▸ What to work on
Leave out the pictures and reproduce all of the data exactly.

Saved entries
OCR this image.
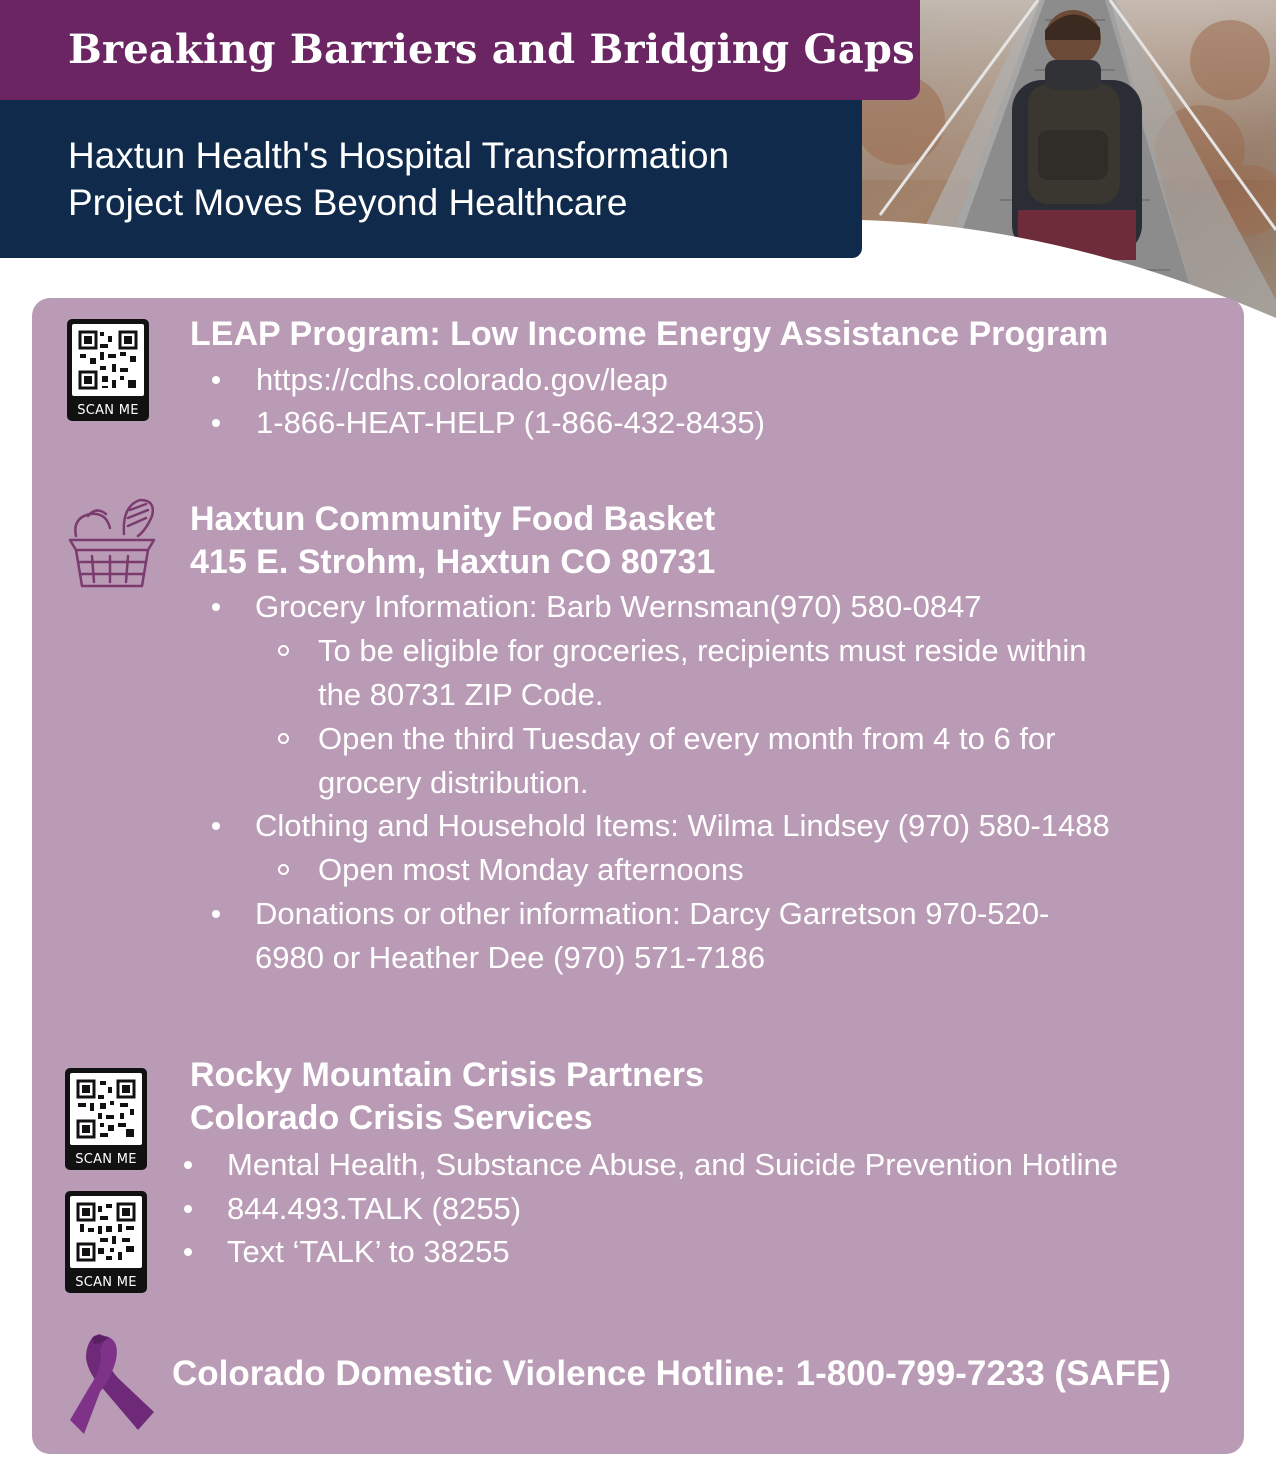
Breaking Barriers and Bridging Gaps

Haxtun Health's Hospital Transformation
Project Moves Beyond Healthcare

SCAN ME
LEAP Program: Low Income Energy Assistance Program
https://cdhs.colorado.gov/leap
1-866-HEAT-HELP (1-866-432-8435)
Haxtun Community Food Basket
415 E. Strohm, Haxtun CO 80731
Grocery Information: Barb Wernsman(970) 580-0847
To be eligible for groceries, recipients must reside within
the 80731 ZIP Code.
Open the third Tuesday of every month from 4 to 6 for
grocery distribution.
Clothing and Household Items: Wilma Lindsey (970) 580-1488
Open most Monday afternoons
Donations or other information: Darcy Garretson 970-520-
6980 or Heather Dee (970) 571-7186
SCAN ME
SCAN ME
Rocky Mountain Crisis Partners
Colorado Crisis Services
Mental Health, Substance Abuse, and Suicide Prevention Hotline
844.493.TALK (8255)
Text ‘TALK’ to 38255
Colorado Domestic Violence Hotline: 1-800-799-7233 (SAFE)
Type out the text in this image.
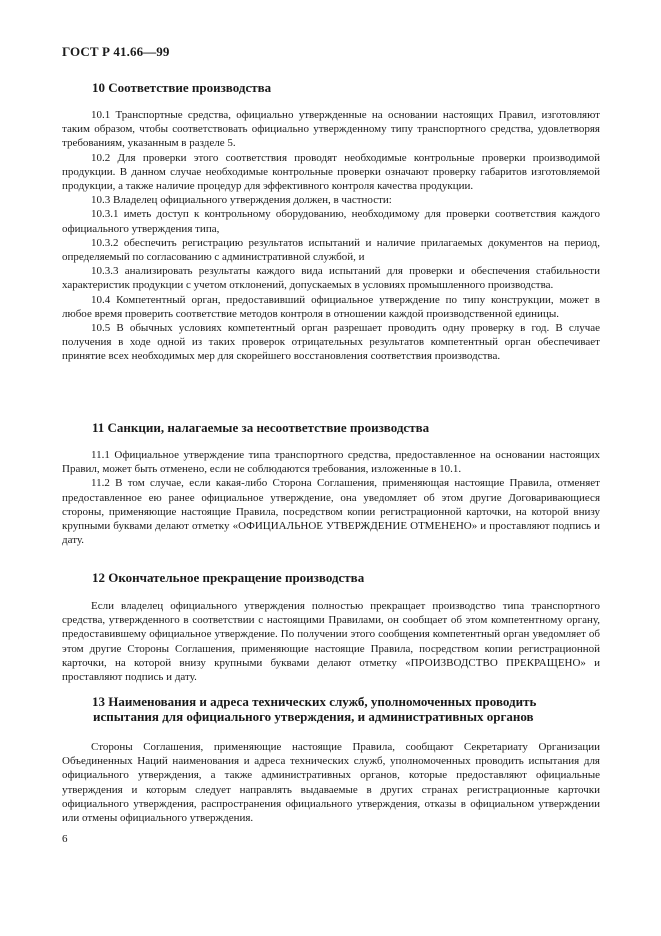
ГОСТ Р 41.66—99
10 Соответствие производства

10.1 Транспортные средства, официально утвержденные на основании настоящих Правил, изготовляют таким образом, чтобы соответствовать официально утвержденному типу транспортного средства, удовлетворяя требованиям, указанным в разделе 5.

10.2 Для проверки этого соответствия проводят необходимые контрольные проверки производимой продукции. В данном случае необходимые контрольные проверки означают проверку габаритов изготовляемой продукции, а также наличие процедур для эффективного контроля качества продукции.

10.3 Владелец официального утверждения должен, в частности:

10.3.1 иметь доступ к контрольному оборудованию, необходимому для проверки соответствия каждого официального утверждения типа,

10.3.2 обеспечить регистрацию результатов испытаний и наличие прилагаемых документов на период, определяемый по согласованию с административной службой, и

10.3.3 анализировать результаты каждого вида испытаний для проверки и обеспечения стабильности характеристик продукции с учетом отклонений, допускаемых в условиях промышленного производства.

10.4 Компетентный орган, предоставивший официальное утверждение по типу конструкции, может в любое время проверить соответствие методов контроля в отношении каждой производственной единицы.

10.5 В обычных условиях компетентный орган разрешает проводить одну проверку в год. В случае получения в ходе одной из таких проверок отрицательных результатов компетентный орган обеспечивает принятие всех необходимых мер для скорейшего восстановления соответствия производства.

11 Санкции, налагаемые за несоответствие производства

11.1 Официальное утверждение типа транспортного средства, предоставленное на основании настоящих Правил, может быть отменено, если не соблюдаются требования, изложенные в 10.1.

11.2 В том случае, если какая-либо Сторона Соглашения, применяющая настоящие Правила, отменяет предоставленное ею ранее официальное утверждение, она уведомляет об этом другие Договаривающиеся стороны, применяющие настоящие Правила, посредством копии регистрационной карточки, на которой внизу крупными буквами делают отметку «ОФИЦИАЛЬНОЕ УТВЕРЖДЕНИЕ ОТМЕНЕНО» и проставляют подпись и дату.

12 Окончательное прекращение производства

Если владелец официального утверждения полностью прекращает производство типа транспортного средства, утвержденного в соответствии с настоящими Правилами, он сообщает об этом компетентному органу, предоставившему официальное утверждение. По получении этого сообщения компетентный орган уведомляет об этом другие Стороны Соглашения, применяющие настоящие Правила, посредством копии регистрационной карточки, на которой внизу крупными буквами делают отметку «ПРОИЗВОДСТВО ПРЕКРАЩЕНО» и проставляют подпись и дату.

13 Наименования и адреса технических служб, уполномоченных проводить
испытания для официального утверждения, и административных органов

Стороны Соглашения, применяющие настоящие Правила, сообщают Секретариату Организации Объединенных Наций наименования и адреса технических служб, уполномоченных проводить испытания для официального утверждения, а также административных органов, которые предоставляют официальные утверждения и которым следует направлять выдаваемые в других странах регистрационные карточки официального утверждения, распространения официального утверждения, отказы в официальном утверждении или отмены официального утверждения.

6
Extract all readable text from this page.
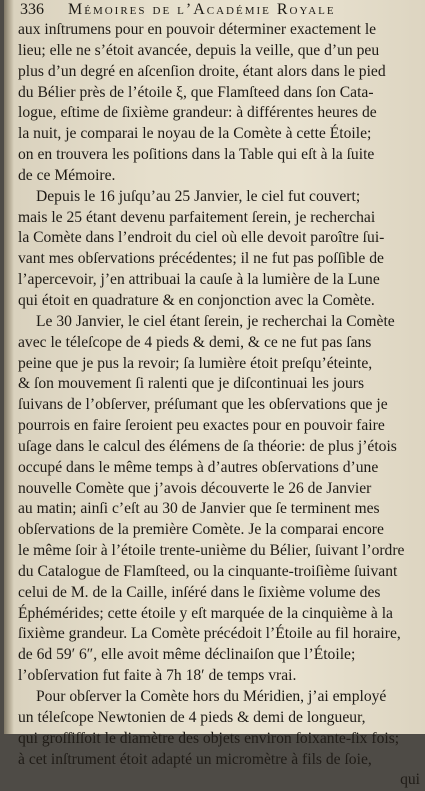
336 Mémoires de l’Académie Royale
aux inſtrumens pour en pouvoir déterminer exactement le
lieu; elle ne s’étoit avancée, depuis la veille, que d’un peu
plus d’un degré en aſcenſion droite, étant alors dans le pied
du Bélier près de l’étoile ξ, que Flamſteed dans ſon Cata-
logue, eſtime de ſixième grandeur: à différentes heures de
la nuit, je comparai le noyau de la Comète à cette Étoile;
on en trouvera les poſitions dans la Table qui eſt à la ſuite
de ce Mémoire.
Depuis le 16 juſqu’au 25 Janvier, le ciel fut couvert;
mais le 25 étant devenu parfaitement ſerein, je recherchai
la Comète dans l’endroit du ciel où elle devoit paroître ſui-
vant mes obſervations précédentes; il ne fut pas poſſible de
l’apercevoir, j’en attribuai la cauſe à la lumière de la Lune
qui étoit en quadrature & en conjonction avec la Comète.
Le 30 Janvier, le ciel étant ſerein, je recherchai la Comète
avec le téleſcope de 4 pieds & demi, & ce ne fut pas ſans
peine que je pus la revoir; ſa lumière étoit preſqu’éteinte,
& ſon mouvement ſi ralenti que je diſcontinuai les jours
ſuivans de l’obſerver, préſumant que les obſervations que je
pourrois en faire ſeroient peu exactes pour en pouvoir faire
uſage dans le calcul des élémens de ſa théorie: de plus j’étois
occupé dans le même temps à d’autres obſervations d’une
nouvelle Comète que j’avois découverte le 26 de Janvier
au matin; ainſi c’eſt au 30 de Janvier que ſe terminent mes
obſervations de la première Comète. Je la comparai encore
le même ſoir à l’étoile trente-unième du Bélier, ſuivant l’ordre
du Catalogue de Flamſteed, ou la cinquante-troiſième ſuivant
celui de M. de la Caille, inſéré dans le ſixième volume des
Éphémérides; cette étoile y eſt marquée de la cinquième à la
ſixième grandeur. La Comète précédoit l’Étoile au fil horaire,
de 6d 59′ 6″, elle avoit même déclinaiſon que l’Étoile;
l’obſervation fut faite à 7h 18′ de temps vrai.
Pour obſerver la Comète hors du Méridien, j’ai employé
un téleſcope Newtonien de 4 pieds & demi de longueur,
qui groſſiſſoit le diamètre des objets environ ſoixante-ſix fois;
à cet inſtrument étoit adapté un micromètre à fils de ſoie,
qui
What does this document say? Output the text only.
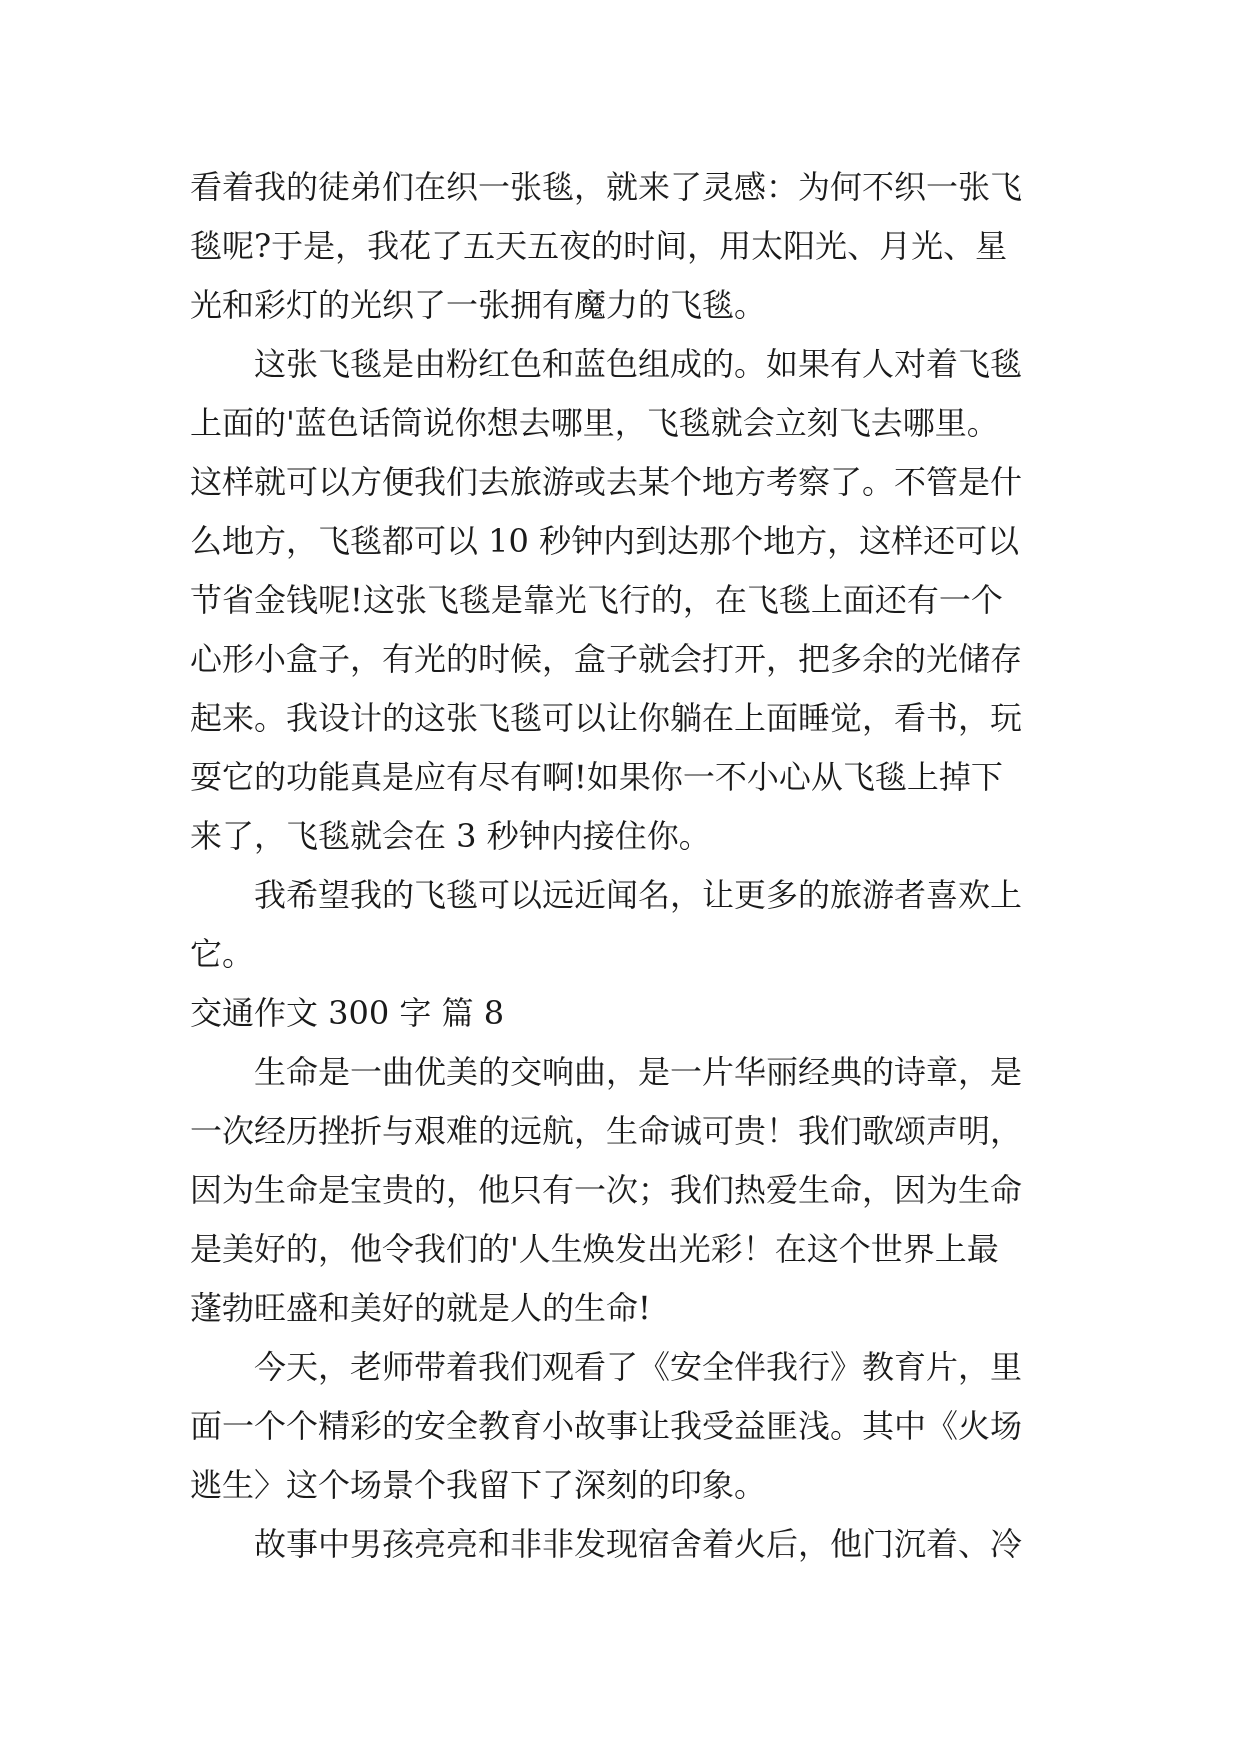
看着我的徒弟们在织一张毯，就来了灵感：为何不织一张飞
毯呢?于是，我花了五天五夜的时间，用太阳光、月光、星
光和彩灯的光织了一张拥有魔力的飞毯。
这张飞毯是由粉红色和蓝色组成的。如果有人对着飞毯
上面的'蓝色话筒说你想去哪里，飞毯就会立刻飞去哪里。
这样就可以方便我们去旅游或去某个地方考察了。不管是什
么地方，飞毯都可以 10 秒钟内到达那个地方，这样还可以
节省金钱呢!这张飞毯是靠光飞行的，在飞毯上面还有一个
心形小盒子，有光的时候，盒子就会打开，把多余的光储存
起来。我设计的这张飞毯可以让你躺在上面睡觉，看书，玩
耍它的功能真是应有尽有啊!如果你一不小心从飞毯上掉下
来了，飞毯就会在 3 秒钟内接住你。
我希望我的飞毯可以远近闻名，让更多的旅游者喜欢上
它。
交通作文 300 字 篇 8
生命是一曲优美的交响曲，是一片华丽经典的诗章，是
一次经历挫折与艰难的远航，生命诚可贵！我们歌颂声明，
因为生命是宝贵的，他只有一次；我们热爱生命，因为生命
是美好的，他令我们的'人生焕发出光彩！在这个世界上最
蓬勃旺盛和美好的就是人的生命!
今天，老师带着我们观看了《安全伴我行》教育片，里
面一个个精彩的安全教育小故事让我受益匪浅。其中《火场
逃生〉这个场景个我留下了深刻的印象。
故事中男孩亮亮和非非发现宿舍着火后，他门沉着、冷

▸ Written response
OCR this image.
Breaking Barriers and Bridging Gaps

Haxtun Health's Hospital Transformation
Project Moves Beyond Healthcare

SCAN ME
LEAP Program: Low Income Energy Assistance Program
https://cdhs.colorado.gov/leap
1-866-HEAT-HELP (1-866-432-8435)
Haxtun Community Food Basket
415 E. Strohm, Haxtun CO 80731
Grocery Information: Barb Wernsman(970) 580-0847
To be eligible for groceries, recipients must reside within
the 80731 ZIP Code.
Open the third Tuesday of every month from 4 to 6 for
grocery distribution.
Clothing and Household Items: Wilma Lindsey (970) 580-1488
Open most Monday afternoons
Donations or other information: Darcy Garretson 970-520-
6980 or Heather Dee (970) 571-7186
SCAN ME
SCAN ME
Rocky Mountain Crisis Partners
Colorado Crisis Services
Mental Health, Substance Abuse, and Suicide Prevention Hotline
844.493.TALK (8255)
Text ‘TALK’ to 38255
Colorado Domestic Violence Hotline: 1-800-799-7233 (SAFE)
Type out the text in this image.
ГОСТ Р 41.66—99
10 Соответствие производства

10.1 Транспортные средства, официально утвержденные на основании настоящих Правил, изготовляют таким образом, чтобы соответствовать официально утвержденному типу транспортного средства, удовлетворяя требованиям, указанным в разделе 5.

10.2 Для проверки этого соответствия проводят необходимые контрольные проверки производимой продукции. В данном случае необходимые контрольные проверки означают проверку габаритов изготовляемой продукции, а также наличие процедур для эффективного контроля качества продукции.

10.3 Владелец официального утверждения должен, в частности:

10.3.1 иметь доступ к контрольному оборудованию, необходимому для проверки соответствия каждого официального утверждения типа,

10.3.2 обеспечить регистрацию результатов испытаний и наличие прилагаемых документов на период, определяемый по согласованию с административной службой, и

10.3.3 анализировать результаты каждого вида испытаний для проверки и обеспечения стабильности характеристик продукции с учетом отклонений, допускаемых в условиях промышленного производства.

10.4 Компетентный орган, предоставивший официальное утверждение по типу конструкции, может в любое время проверить соответствие методов контроля в отношении каждой производственной единицы.

10.5 В обычных условиях компетентный орган разрешает проводить одну проверку в год. В случае получения в ходе одной из таких проверок отрицательных результатов компетентный орган обеспечивает принятие всех необходимых мер для скорейшего восстановления соответствия производства.

11 Санкции, налагаемые за несоответствие производства

11.1 Официальное утверждение типа транспортного средства, предоставленное на основании настоящих Правил, может быть отменено, если не соблюдаются требования, изложенные в 10.1.

11.2 В том случае, если какая-либо Сторона Соглашения, применяющая настоящие Правила, отменяет предоставленное ею ранее официальное утверждение, она уведомляет об этом другие Договаривающиеся стороны, применяющие настоящие Правила, посредством копии регистрационной карточки, на которой внизу крупными буквами делают отметку «ОФИЦИАЛЬНОЕ УТВЕРЖДЕНИЕ ОТМЕНЕНО» и проставляют подпись и дату.

12 Окончательное прекращение производства

Если владелец официального утверждения полностью прекращает производство типа транспортного средства, утвержденного в соответствии с настоящими Правилами, он сообщает об этом компетентному органу, предоставившему официальное утверждение. По получении этого сообщения компетентный орган уведомляет об этом другие Стороны Соглашения, применяющие настоящие Правила, посредством копии регистрационной карточки, на которой внизу крупными буквами делают отметку «ПРОИЗВОДСТВО ПРЕКРАЩЕНО» и проставляют подпись и дату.

13 Наименования и адреса технических служб, уполномоченных проводить
испытания для официального утверждения, и административных органов

Стороны Соглашения, применяющие настоящие Правила, сообщают Секретариату Организации Объединенных Наций наименования и адреса технических служб, уполномоченных проводить испытания для официального утверждения, а также административных органов, которые предоставляют официальные утверждения и которым следует направлять выдаваемые в других странах регистрационные карточки официального утверждения, распространения официального утверждения, отказы в официальном утверждении или отмены официального утверждения.

6
Extract all readable text from this page.
336 Mémoires de l’Académie Royale
aux inſtrumens pour en pouvoir déterminer exactement le
lieu; elle ne s’étoit avancée, depuis la veille, que d’un peu
plus d’un degré en aſcenſion droite, étant alors dans le pied
du Bélier près de l’étoile ξ, que Flamſteed dans ſon Cata-
logue, eſtime de ſixième grandeur: à différentes heures de
la nuit, je comparai le noyau de la Comète à cette Étoile;
on en trouvera les poſitions dans la Table qui eſt à la ſuite
de ce Mémoire.
Depuis le 16 juſqu’au 25 Janvier, le ciel fut couvert;
mais le 25 étant devenu parfaitement ſerein, je recherchai
la Comète dans l’endroit du ciel où elle devoit paroître ſui-
vant mes obſervations précédentes; il ne fut pas poſſible de
l’apercevoir, j’en attribuai la cauſe à la lumière de la Lune
qui étoit en quadrature & en conjonction avec la Comète.
Le 30 Janvier, le ciel étant ſerein, je recherchai la Comète
avec le téleſcope de 4 pieds & demi, & ce ne fut pas ſans
peine que je pus la revoir; ſa lumière étoit preſqu’éteinte,
& ſon mouvement ſi ralenti que je diſcontinuai les jours
ſuivans de l’obſerver, préſumant que les obſervations que je
pourrois en faire ſeroient peu exactes pour en pouvoir faire
uſage dans le calcul des élémens de ſa théorie: de plus j’étois
occupé dans le même temps à d’autres obſervations d’une
nouvelle Comète que j’avois découverte le 26 de Janvier
au matin; ainſi c’eſt au 30 de Janvier que ſe terminent mes
obſervations de la première Comète. Je la comparai encore
le même ſoir à l’étoile trente-unième du Bélier, ſuivant l’ordre
du Catalogue de Flamſteed, ou la cinquante-troiſième ſuivant
celui de M. de la Caille, inſéré dans le ſixième volume des
Éphémérides; cette étoile y eſt marquée de la cinquième à la
ſixième grandeur. La Comète précédoit l’Étoile au fil horaire,
de 6d 59′ 6″, elle avoit même déclinaiſon que l’Étoile;
l’obſervation fut faite à 7h 18′ de temps vrai.
Pour obſerver la Comète hors du Méridien, j’ai employé
un téleſcope Newtonien de 4 pieds & demi de longueur,
qui groſſiſſoit le diamètre des objets environ ſoixante-ſix fois;
à cet inſtrument étoit adapté un micromètre à fils de ſoie,
qui
What does this document say? Output the text only.
看着我的徒弟们在织一张毯，就来了灵感：为何不织一张飞
毯呢?于是，我花了五天五夜的时间，用太阳光、月光、星
光和彩灯的光织了一张拥有魔力的飞毯。
这张飞毯是由粉红色和蓝色组成的。如果有人对着飞毯
上面的'蓝色话筒说你想去哪里，飞毯就会立刻飞去哪里。
这样就可以方便我们去旅游或去某个地方考察了。不管是什
么地方，飞毯都可以 10 秒钟内到达那个地方，这样还可以
节省金钱呢!这张飞毯是靠光飞行的，在飞毯上面还有一个
心形小盒子，有光的时候，盒子就会打开，把多余的光储存
起来。我设计的这张飞毯可以让你躺在上面睡觉，看书，玩
耍它的功能真是应有尽有啊!如果你一不小心从飞毯上掉下
来了，飞毯就会在 3 秒钟内接住你。
我希望我的飞毯可以远近闻名，让更多的旅游者喜欢上
它。
交通作文 300 字 篇 8
生命是一曲优美的交响曲，是一片华丽经典的诗章，是
一次经历挫折与艰难的远航，生命诚可贵！我们歌颂声明，
因为生命是宝贵的，他只有一次；我们热爱生命，因为生命
是美好的，他令我们的'人生焕发出光彩！在这个世界上最
蓬勃旺盛和美好的就是人的生命!
今天，老师带着我们观看了《安全伴我行》教育片，里
面一个个精彩的安全教育小故事让我受益匪浅。其中《火场
逃生〉这个场景个我留下了深刻的印象。
故事中男孩亮亮和非非发现宿舍着火后，他门沉着、冷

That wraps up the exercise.